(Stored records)
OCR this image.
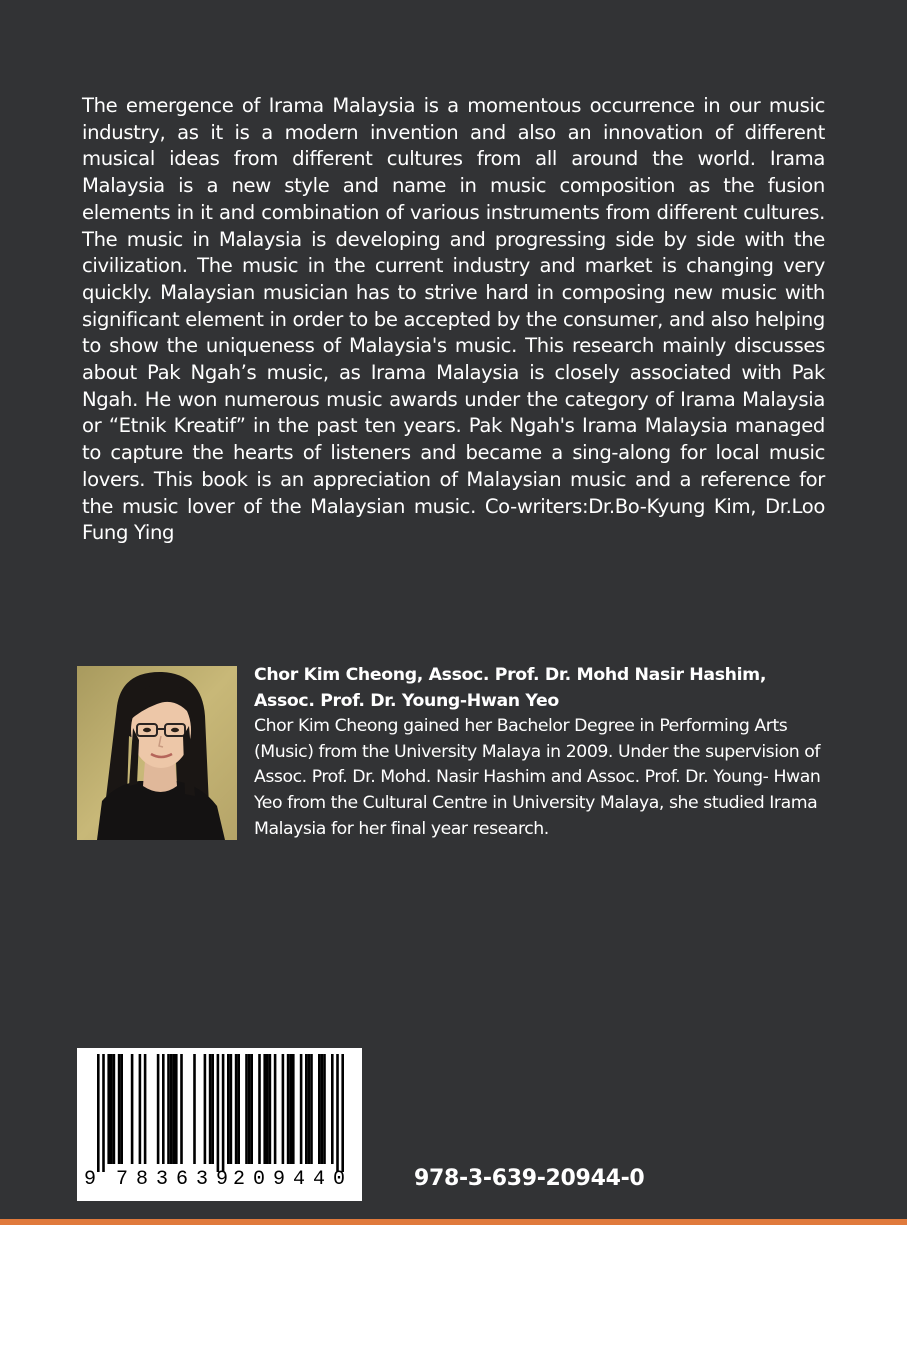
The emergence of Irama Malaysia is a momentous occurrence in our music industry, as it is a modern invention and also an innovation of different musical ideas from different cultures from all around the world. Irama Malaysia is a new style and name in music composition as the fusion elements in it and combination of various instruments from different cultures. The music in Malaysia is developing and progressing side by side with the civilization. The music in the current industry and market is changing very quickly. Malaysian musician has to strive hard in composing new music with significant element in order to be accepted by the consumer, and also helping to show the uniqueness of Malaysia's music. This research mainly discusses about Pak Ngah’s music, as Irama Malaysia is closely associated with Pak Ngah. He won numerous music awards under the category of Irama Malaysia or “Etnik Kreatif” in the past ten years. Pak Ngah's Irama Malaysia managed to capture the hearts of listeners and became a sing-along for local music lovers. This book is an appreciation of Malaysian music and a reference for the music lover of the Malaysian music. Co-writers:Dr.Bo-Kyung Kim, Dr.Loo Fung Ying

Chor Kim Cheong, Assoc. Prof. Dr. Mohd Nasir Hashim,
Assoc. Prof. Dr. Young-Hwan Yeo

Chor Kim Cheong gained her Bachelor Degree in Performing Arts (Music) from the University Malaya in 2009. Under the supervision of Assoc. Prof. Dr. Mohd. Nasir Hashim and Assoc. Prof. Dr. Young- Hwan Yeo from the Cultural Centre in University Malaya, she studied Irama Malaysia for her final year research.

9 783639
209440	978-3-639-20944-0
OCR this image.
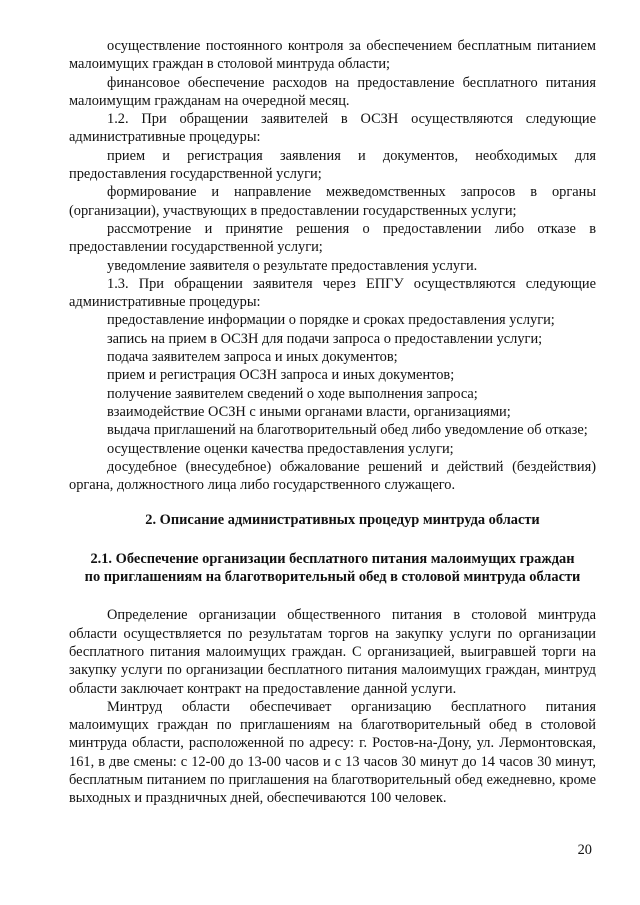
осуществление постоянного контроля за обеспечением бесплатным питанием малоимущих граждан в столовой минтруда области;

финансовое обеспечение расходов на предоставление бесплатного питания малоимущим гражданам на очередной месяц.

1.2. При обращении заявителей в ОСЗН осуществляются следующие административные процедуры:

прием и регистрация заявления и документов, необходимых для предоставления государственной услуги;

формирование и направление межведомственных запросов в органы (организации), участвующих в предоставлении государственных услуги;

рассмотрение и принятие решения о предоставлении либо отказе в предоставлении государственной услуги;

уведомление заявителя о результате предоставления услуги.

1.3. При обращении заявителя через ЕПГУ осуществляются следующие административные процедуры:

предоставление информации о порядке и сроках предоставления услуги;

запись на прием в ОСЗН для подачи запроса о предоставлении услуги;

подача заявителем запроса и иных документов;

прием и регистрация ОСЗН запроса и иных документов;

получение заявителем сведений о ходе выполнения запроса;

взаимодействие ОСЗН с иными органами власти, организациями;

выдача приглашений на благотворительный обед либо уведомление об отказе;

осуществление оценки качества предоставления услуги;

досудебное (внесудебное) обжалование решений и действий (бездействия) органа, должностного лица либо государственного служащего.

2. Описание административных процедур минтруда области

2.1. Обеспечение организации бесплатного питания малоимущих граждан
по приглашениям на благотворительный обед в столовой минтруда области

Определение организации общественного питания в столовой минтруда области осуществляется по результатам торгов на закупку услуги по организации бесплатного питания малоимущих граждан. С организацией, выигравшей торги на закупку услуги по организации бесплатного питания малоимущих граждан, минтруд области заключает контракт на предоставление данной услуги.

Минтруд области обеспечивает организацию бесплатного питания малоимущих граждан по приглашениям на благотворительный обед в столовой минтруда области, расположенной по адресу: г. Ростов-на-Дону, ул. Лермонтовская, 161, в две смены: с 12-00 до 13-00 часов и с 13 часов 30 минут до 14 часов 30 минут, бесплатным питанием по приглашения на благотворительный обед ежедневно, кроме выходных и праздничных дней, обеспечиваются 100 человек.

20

* * *

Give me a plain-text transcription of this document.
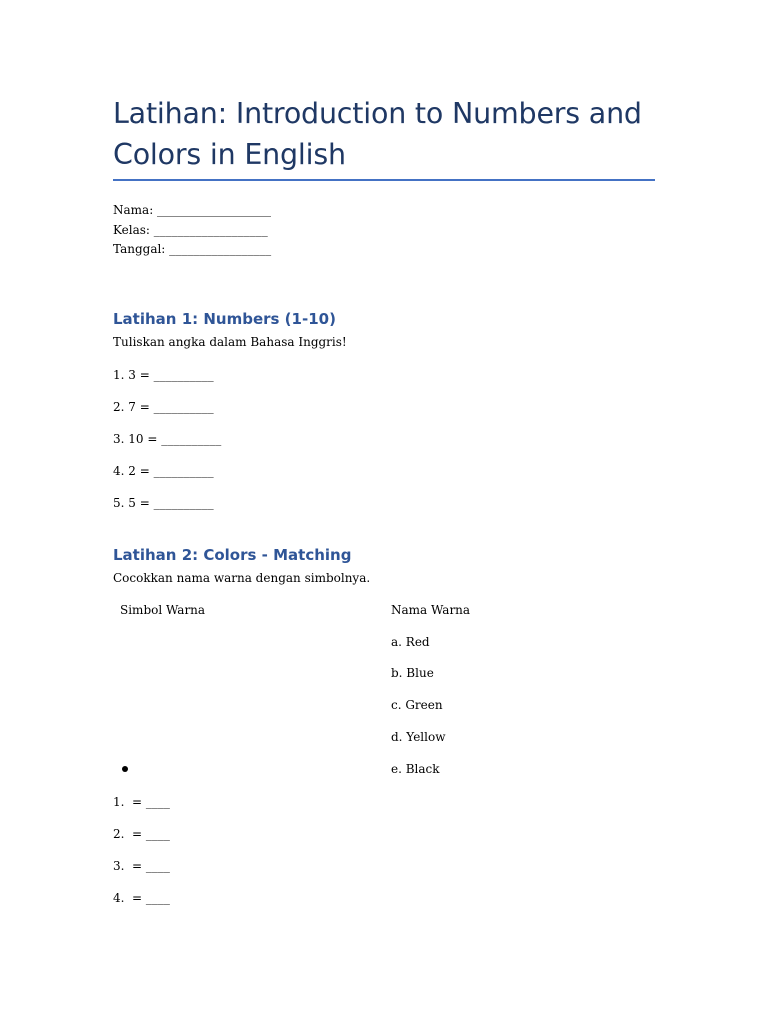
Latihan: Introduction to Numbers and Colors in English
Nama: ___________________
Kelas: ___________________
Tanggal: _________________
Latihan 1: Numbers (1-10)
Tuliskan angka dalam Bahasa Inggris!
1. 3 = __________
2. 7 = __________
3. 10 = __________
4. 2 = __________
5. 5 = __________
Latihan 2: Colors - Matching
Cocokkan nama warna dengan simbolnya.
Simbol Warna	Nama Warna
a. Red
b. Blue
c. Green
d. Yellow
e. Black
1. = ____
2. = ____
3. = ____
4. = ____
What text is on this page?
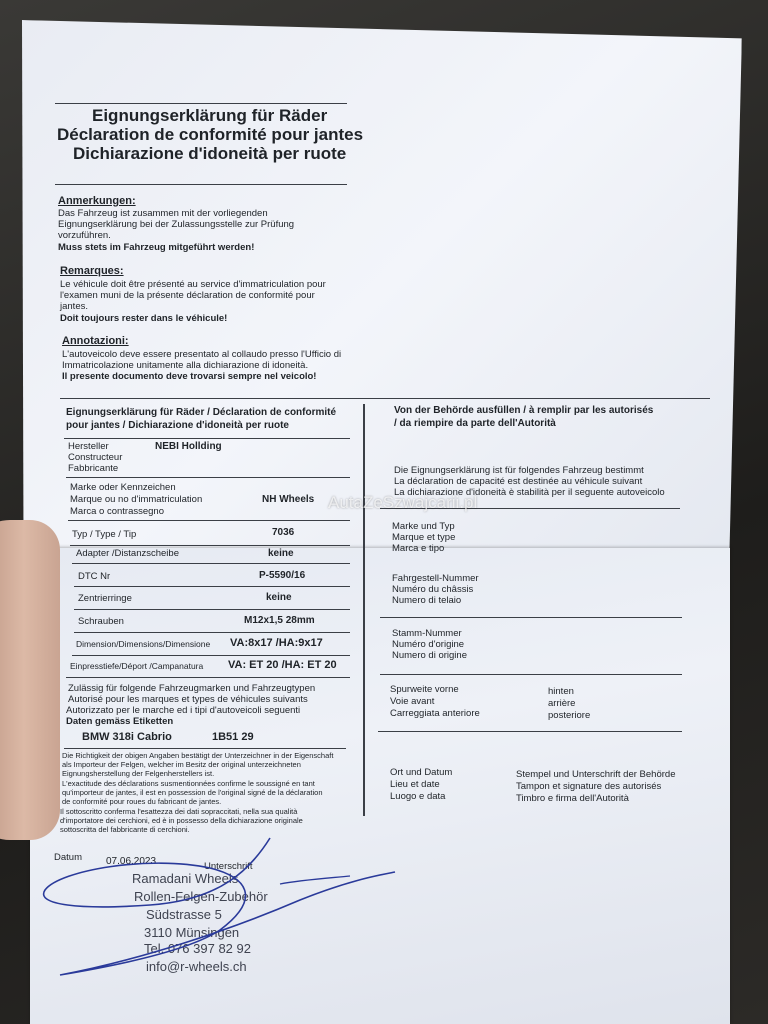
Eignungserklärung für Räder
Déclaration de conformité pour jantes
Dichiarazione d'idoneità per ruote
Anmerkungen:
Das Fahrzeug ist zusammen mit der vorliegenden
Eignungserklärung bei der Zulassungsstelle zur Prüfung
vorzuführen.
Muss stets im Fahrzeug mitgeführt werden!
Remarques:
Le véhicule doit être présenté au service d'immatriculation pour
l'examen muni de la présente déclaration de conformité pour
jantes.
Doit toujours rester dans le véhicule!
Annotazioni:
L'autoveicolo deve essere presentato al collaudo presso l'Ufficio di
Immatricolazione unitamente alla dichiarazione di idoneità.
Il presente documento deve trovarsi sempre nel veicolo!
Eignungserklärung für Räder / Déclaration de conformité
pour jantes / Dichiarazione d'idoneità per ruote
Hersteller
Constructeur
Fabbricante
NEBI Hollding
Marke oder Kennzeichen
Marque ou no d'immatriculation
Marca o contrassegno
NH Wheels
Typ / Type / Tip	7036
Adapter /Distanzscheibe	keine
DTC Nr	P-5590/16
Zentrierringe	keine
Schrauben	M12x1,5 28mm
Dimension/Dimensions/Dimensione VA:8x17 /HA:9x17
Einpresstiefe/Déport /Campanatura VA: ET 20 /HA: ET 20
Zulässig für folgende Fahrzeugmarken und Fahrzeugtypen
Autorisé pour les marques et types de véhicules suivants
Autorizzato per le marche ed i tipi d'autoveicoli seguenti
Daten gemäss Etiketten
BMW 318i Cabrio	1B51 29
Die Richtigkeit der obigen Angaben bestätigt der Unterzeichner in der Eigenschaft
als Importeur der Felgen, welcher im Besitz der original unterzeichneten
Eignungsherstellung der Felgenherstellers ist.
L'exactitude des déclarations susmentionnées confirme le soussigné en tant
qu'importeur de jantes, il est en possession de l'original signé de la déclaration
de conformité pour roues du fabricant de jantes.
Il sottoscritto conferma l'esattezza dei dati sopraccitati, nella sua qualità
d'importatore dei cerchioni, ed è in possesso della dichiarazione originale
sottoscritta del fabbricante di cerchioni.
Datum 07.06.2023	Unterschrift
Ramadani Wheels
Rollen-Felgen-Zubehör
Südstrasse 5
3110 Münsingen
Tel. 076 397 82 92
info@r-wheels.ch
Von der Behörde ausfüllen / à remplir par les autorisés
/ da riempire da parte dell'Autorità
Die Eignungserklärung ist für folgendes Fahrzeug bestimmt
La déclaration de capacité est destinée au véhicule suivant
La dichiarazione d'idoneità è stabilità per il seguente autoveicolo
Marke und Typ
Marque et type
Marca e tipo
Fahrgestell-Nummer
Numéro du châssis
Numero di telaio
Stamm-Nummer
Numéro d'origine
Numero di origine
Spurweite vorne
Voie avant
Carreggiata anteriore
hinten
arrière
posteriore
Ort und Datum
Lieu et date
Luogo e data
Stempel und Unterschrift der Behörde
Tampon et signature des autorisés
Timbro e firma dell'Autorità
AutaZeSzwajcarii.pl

# INSTRUCTION
Look through the lines above and collect those with the word "Irama".

# EXPECTED ANSWER
The emergence of Irama Malaysia is a momentous occurrence in our music industry, as it is a modern invention and also an innovation of different musical ideas from different cultures from all around the world. Irama Malaysia is a new style and name in music composition as the fusion elements in it and combination of various instruments from different cultures. The music in Malaysia is developing and progressing side by side with the civilization. The music in the current industry and market is changing very quickly. Malaysian musician has to strive hard in composing new music with significant element in order to be accepted by the consumer, and also helping to show the uniqueness of Malaysia's music. This research mainly discusses about Pak Ngah’s music, as Irama Malaysia is closely associated with Pak Ngah. He won numerous music awards under the category of Irama Malaysia or “Etnik Kreatif” in the past ten years. Pak Ngah's Irama Malaysia managed to capture the hearts of listeners and became a sing-along for local music lovers. This book is an appreciation of Malaysian music and a reference for the music lover of the Malaysian music. Co-writers:Dr.Bo-Kyung Kim, Dr.Loo Fung Ying
Chor Kim Cheong gained her Bachelor Degree in Performing Arts (Music) from the University Malaya in 2009. Under the supervision of Assoc. Prof. Dr. Mohd. Nasir Hashim and Assoc. Prof. Dr. Young- Hwan Yeo from the Cultural Centre in University Malaya, she studied Irama Malaysia for her final year research.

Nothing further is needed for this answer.